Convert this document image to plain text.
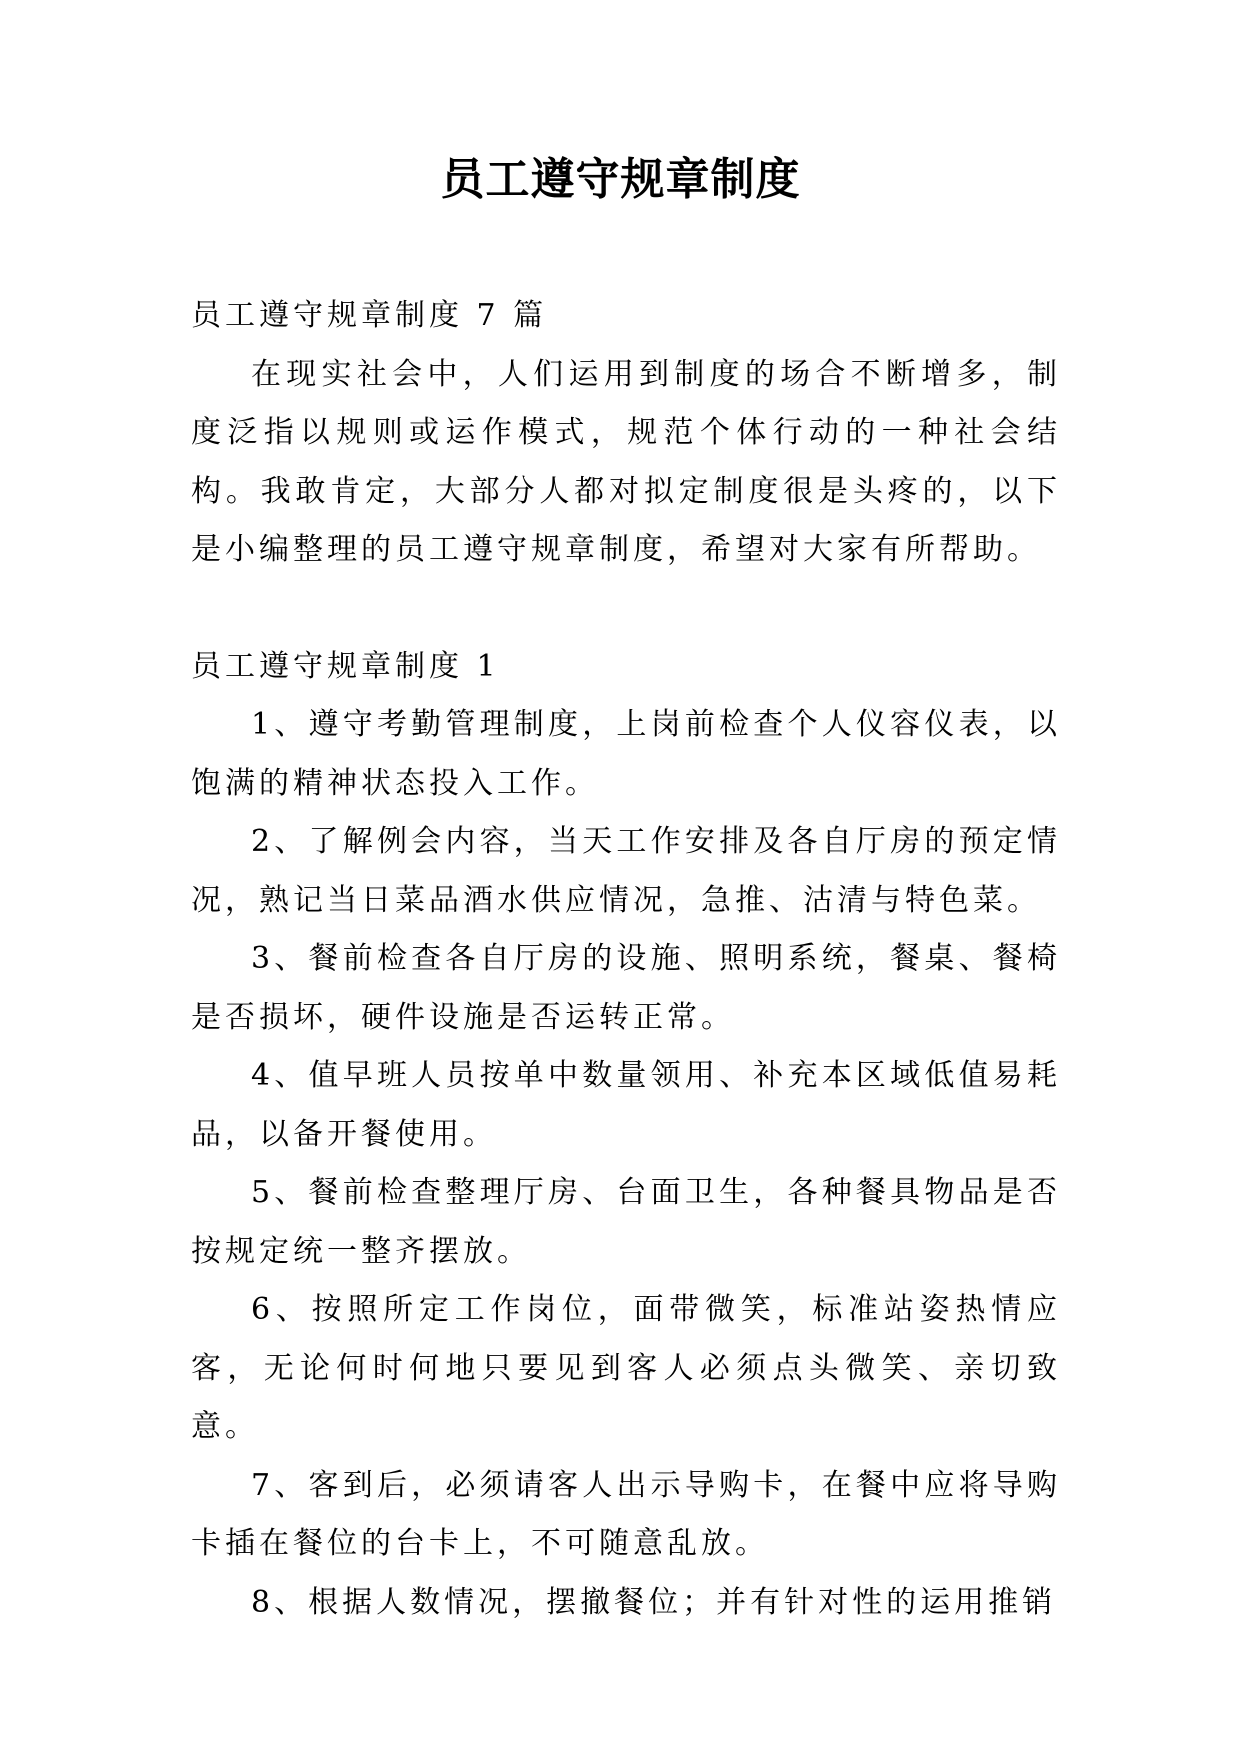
员工遵守规章制度

员工遵守规章制度 7 篇

在现实社会中，人们运用到制度的场合不断增多，制度泛指以规则或运作模式，规范个体行动的一种社会结构。我敢肯定，大部分人都对拟定制度很是头疼的，以下是小编整理的员工遵守规章制度，希望对大家有所帮助。

员工遵守规章制度 1

1、遵守考勤管理制度，上岗前检查个人仪容仪表，以饱满的精神状态投入工作。

2、了解例会内容，当天工作安排及各自厅房的预定情况，熟记当日菜品酒水供应情况，急推、沽清与特色菜。

3、餐前检查各自厅房的设施、照明系统，餐桌、餐椅是否损坏，硬件设施是否运转正常。

4、值早班人员按单中数量领用、补充本区域低值易耗品，以备开餐使用。

5、餐前检查整理厅房、台面卫生，各种餐具物品是否按规定统一整齐摆放。

6、按照所定工作岗位，面带微笑，标准站姿热情应客，无论何时何地只要见到客人必须点头微笑、亲切致意。

7、客到后，必须请客人出示导购卡，在餐中应将导购卡插在餐位的台卡上，不可随意乱放。

8、根据人数情况，摆撤餐位；并有针对性的运用推销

=====

▶ **Written problem**: Repeat the material above word for word, please, apart from its images.

▶ **The response**:
Convert this document image to plain text.
员工遵守规章制度

员工遵守规章制度 7 篇

在现实社会中，人们运用到制度的场合不断增多，制度泛指以规则或运作模式，规范个体行动的一种社会结构。我敢肯定，大部分人都对拟定制度很是头疼的，以下是小编整理的员工遵守规章制度，希望对大家有所帮助。

员工遵守规章制度 1

1、遵守考勤管理制度，上岗前检查个人仪容仪表，以饱满的精神状态投入工作。

2、了解例会内容，当天工作安排及各自厅房的预定情况，熟记当日菜品酒水供应情况，急推、沽清与特色菜。

3、餐前检查各自厅房的设施、照明系统，餐桌、餐椅是否损坏，硬件设施是否运转正常。

4、值早班人员按单中数量领用、补充本区域低值易耗品，以备开餐使用。

5、餐前检查整理厅房、台面卫生，各种餐具物品是否按规定统一整齐摆放。

6、按照所定工作岗位，面带微笑，标准站姿热情应客，无论何时何地只要见到客人必须点头微笑、亲切致意。

7、客到后，必须请客人出示导购卡，在餐中应将导购卡插在餐位的台卡上，不可随意乱放。

8、根据人数情况，摆撤餐位；并有针对性的运用推销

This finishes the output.